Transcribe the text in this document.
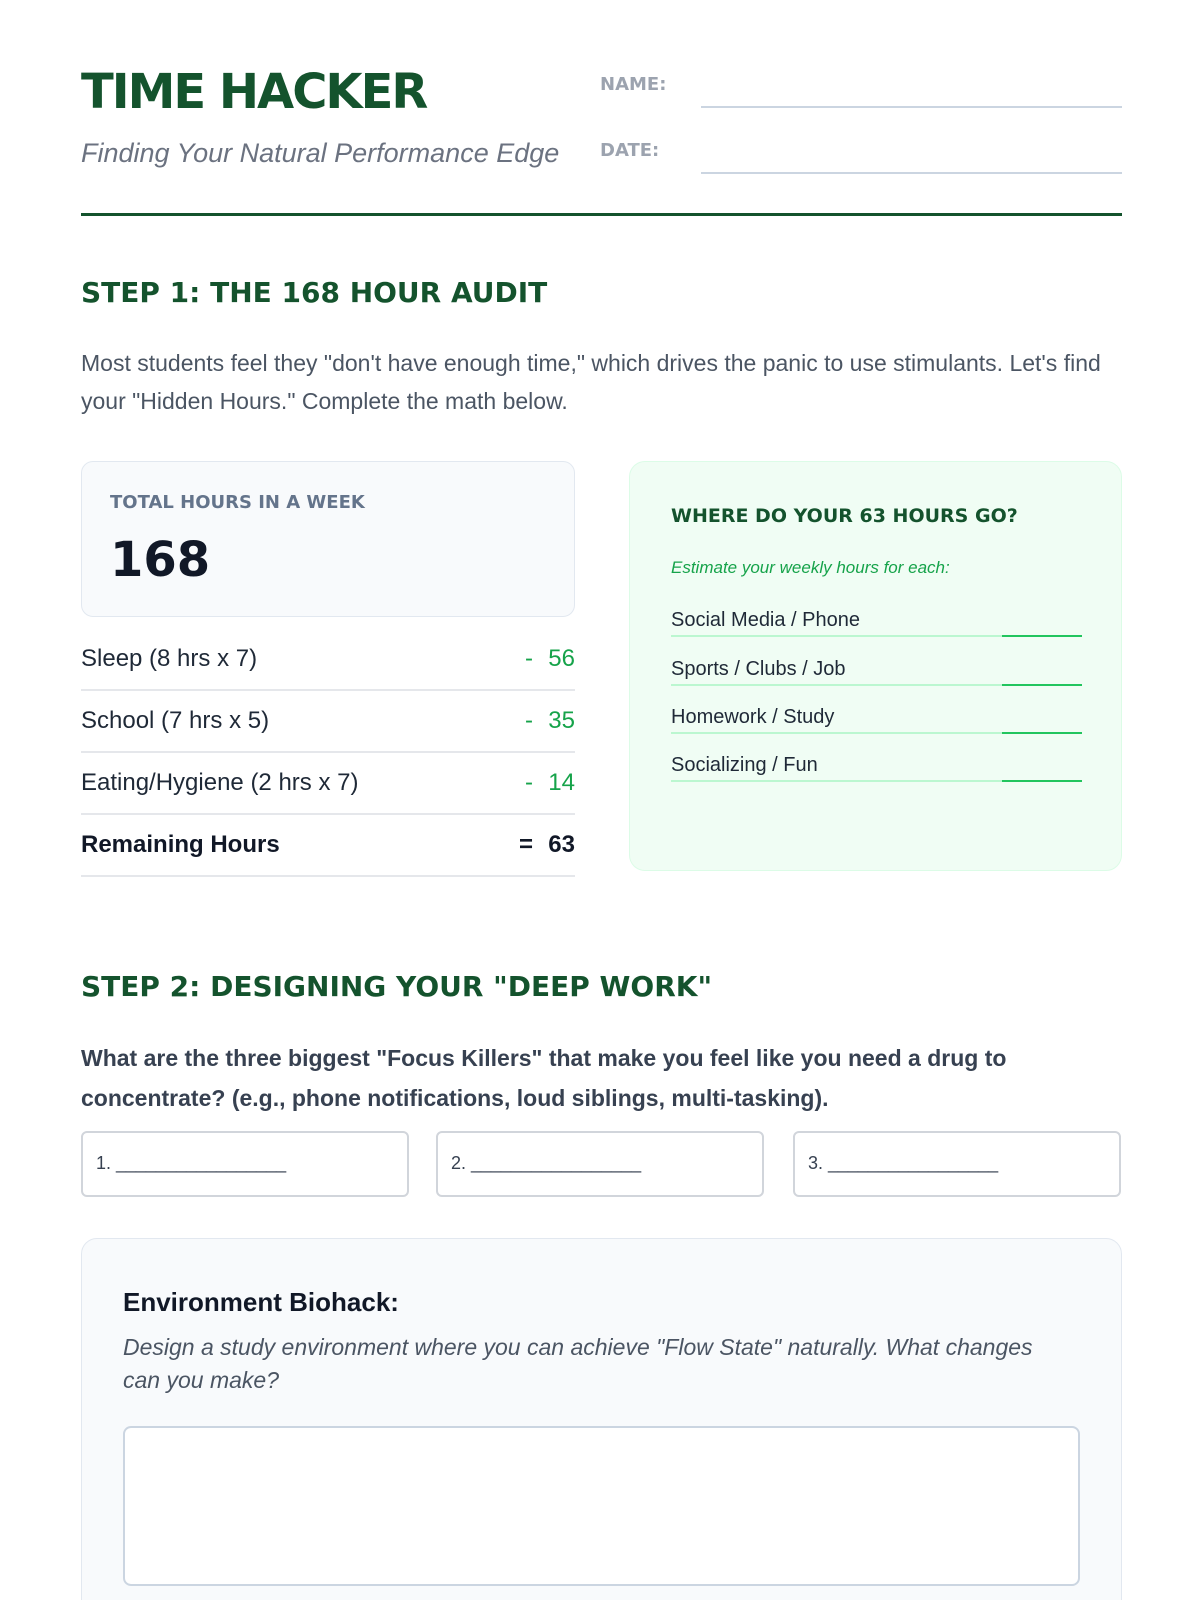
TIME HACKER
Finding Your Natural Performance Edge
NAME:
DATE:
STEP 1: THE 168 HOUR AUDIT
Most students feel they "don't have enough time," which drives the panic to use stimulants. Let's find your "Hidden Hours." Complete the math below.
TOTAL HOURS IN A WEEK
168
Sleep (8 hrs x 7)	- 56
School (7 hrs x 5)	- 35
Eating/Hygiene (2 hrs x 7)	- 14
Remaining Hours	= 63
WHERE DO YOUR 63 HOURS GO?
Estimate your weekly hours for each:
Social Media / Phone
Sports / Clubs / Job
Homework / Study
Socializing / Fun
STEP 2: DESIGNING YOUR "DEEP WORK"
What are the three biggest "Focus Killers" that make you feel like you need a drug to concentrate? (e.g., phone notifications, loud siblings, multi-tasking).
1. _________________	2. _________________	3. _________________
Environment Biohack:
Design a study environment where you can achieve "Flow State" naturally. What changes can you make?
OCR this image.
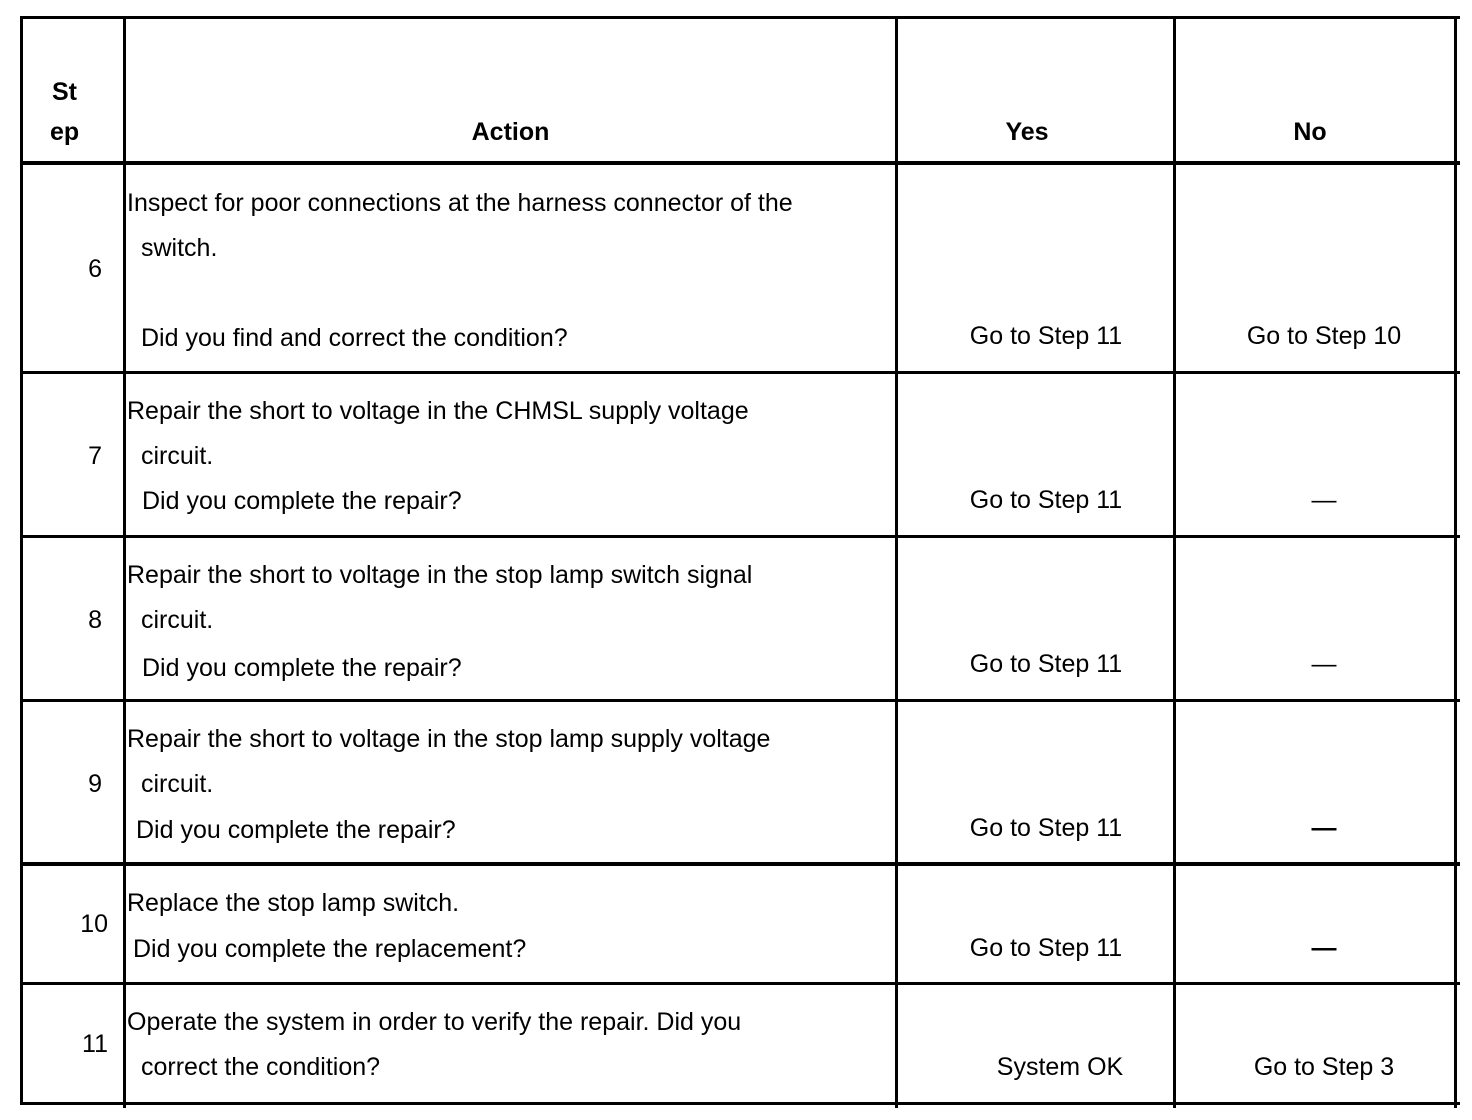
St
ep	Action	Yes	No
6
Inspect for poor connections at the harness connector of the
switch.
Did you find and correct the condition?	Go to Step 11	Go to Step 10
7
Repair the short to voltage in the CHMSL supply voltage
circuit.
Did you complete the repair?	Go to Step 11	—
8
Repair the short to voltage in the stop lamp switch signal
circuit.
Did you complete the repair?	Go to Step 11	—
9
Repair the short to voltage in the stop lamp supply voltage
circuit.
Did you complete the repair?	Go to Step 11	—
10
Replace the stop lamp switch.
Did you complete the replacement?	Go to Step 11	—
11
Operate the system in order to verify the repair. Did you
correct the condition?	System OK	Go to Step 3
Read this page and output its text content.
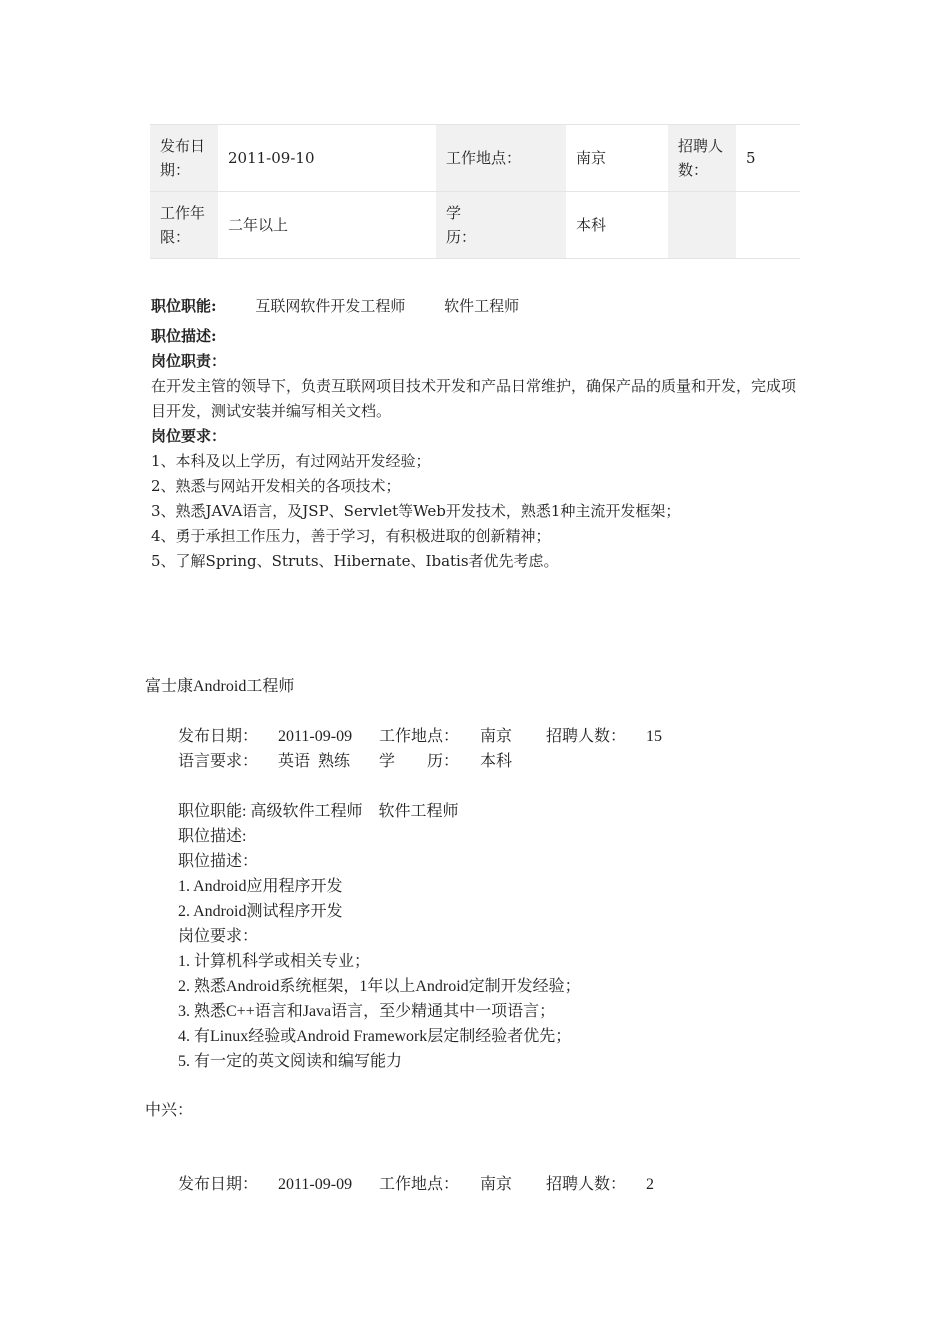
发布日期：	2011-09-10	工作地点：	南京	招聘人数：	5
工作年限：	二年以上	学　历：	本科		
职位职能:	互联网软件开发工程师	软件工程师
职位描述:
岗位职责：
在开发主管的领导下，负责互联网项目技术开发和产品日常维护，确保产品的质量和开发，完成项目开发，测试安装并编写相关文档。
岗位要求：
1、本科及以上学历，有过网站开发经验；
2、熟悉与网站开发相关的各项技术；
3、熟悉JAVA语言，及JSP、Servlet等Web开发技术，熟悉1种主流开发框架；
4、勇于承担工作压力，善于学习，有积极进取的创新精神；
5、了解Spring、Struts、Hibernate、Ibatis者优先考虑。
富士康Android工程师
发布日期： 2011-09-09 工作地点： 南京 招聘人数： 15
语言要求： 英语  熟练 学　　历： 本科
职位职能: 高级软件工程师　软件工程师
职位描述:
职位描述：
1. Android应用程序开发
2. Android测试程序开发
岗位要求：
1. 计算机科学或相关专业；
2. 熟悉Android系统框架，1年以上Android定制开发经验；
3. 熟悉C++语言和Java语言，至少精通其中一项语言；
4. 有Linux经验或Android Framework层定制经验者优先；
5. 有一定的英文阅读和编写能力
中兴：
发布日期： 2011-09-09 工作地点： 南京 招聘人数： 2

==*==

What is needed is an exact reproduction of the data, pictures excluded.

--- Expected answer ---
Transcribe the text in this document.
TIME HACKER
Finding Your Natural Performance Edge
NAME:
DATE:
STEP 1: THE 168 HOUR AUDIT
Most students feel they "don't have enough time," which drives the panic to use stimulants. Let's find your "Hidden Hours." Complete the math below.
TOTAL HOURS IN A WEEK
168
Sleep (8 hrs x 7)	- 56
School (7 hrs x 5)	- 35
Eating/Hygiene (2 hrs x 7)	- 14
Remaining Hours	= 63
WHERE DO YOUR 63 HOURS GO?
Estimate your weekly hours for each:
Social Media / Phone
Sports / Clubs / Job
Homework / Study
Socializing / Fun
STEP 2: DESIGNING YOUR "DEEP WORK"
What are the three biggest "Focus Killers" that make you feel like you need a drug to concentrate? (e.g., phone notifications, loud siblings, multi-tasking).
1. _________________	2. _________________	3. _________________
Environment Biohack:
Design a study environment where you can achieve "Flow State" naturally. What changes can you make?
OCR this image.
St
ep	Action	Yes	No
6
Inspect for poor connections at the harness connector of the
switch.
Did you find and correct the condition?	Go to Step 11	Go to Step 10
7
Repair the short to voltage in the CHMSL supply voltage
circuit.
Did you complete the repair?	Go to Step 11	—
8
Repair the short to voltage in the stop lamp switch signal
circuit.
Did you complete the repair?	Go to Step 11	—
9
Repair the short to voltage in the stop lamp supply voltage
circuit.
Did you complete the repair?	Go to Step 11	—
10
Replace the stop lamp switch.
Did you complete the replacement?	Go to Step 11	—
11
Operate the system in order to verify the repair. Did you
correct the condition?	System OK	Go to Step 3
Read this page and output its text content.
发布日期：	2011-09-10	工作地点：	南京	招聘人数：	5
工作年限：	二年以上	学　历：	本科		
职位职能:	互联网软件开发工程师	软件工程师
职位描述:
岗位职责：
在开发主管的领导下，负责互联网项目技术开发和产品日常维护，确保产品的质量和开发，完成项目开发，测试安装并编写相关文档。
岗位要求：
1、本科及以上学历，有过网站开发经验；
2、熟悉与网站开发相关的各项技术；
3、熟悉JAVA语言，及JSP、Servlet等Web开发技术，熟悉1种主流开发框架；
4、勇于承担工作压力，善于学习，有积极进取的创新精神；
5、了解Spring、Struts、Hibernate、Ibatis者优先考虑。
富士康Android工程师
发布日期： 2011-09-09 工作地点： 南京 招聘人数： 15
语言要求： 英语  熟练 学　　历： 本科
职位职能: 高级软件工程师　软件工程师
职位描述:
职位描述：
1. Android应用程序开发
2. Android测试程序开发
岗位要求：
1. 计算机科学或相关专业；
2. 熟悉Android系统框架，1年以上Android定制开发经验；
3. 熟悉C++语言和Java语言，至少精通其中一项语言；
4. 有Linux经验或Android Framework层定制经验者优先；
5. 有一定的英文阅读和编写能力
中兴：
发布日期： 2011-09-09 工作地点： 南京 招聘人数： 2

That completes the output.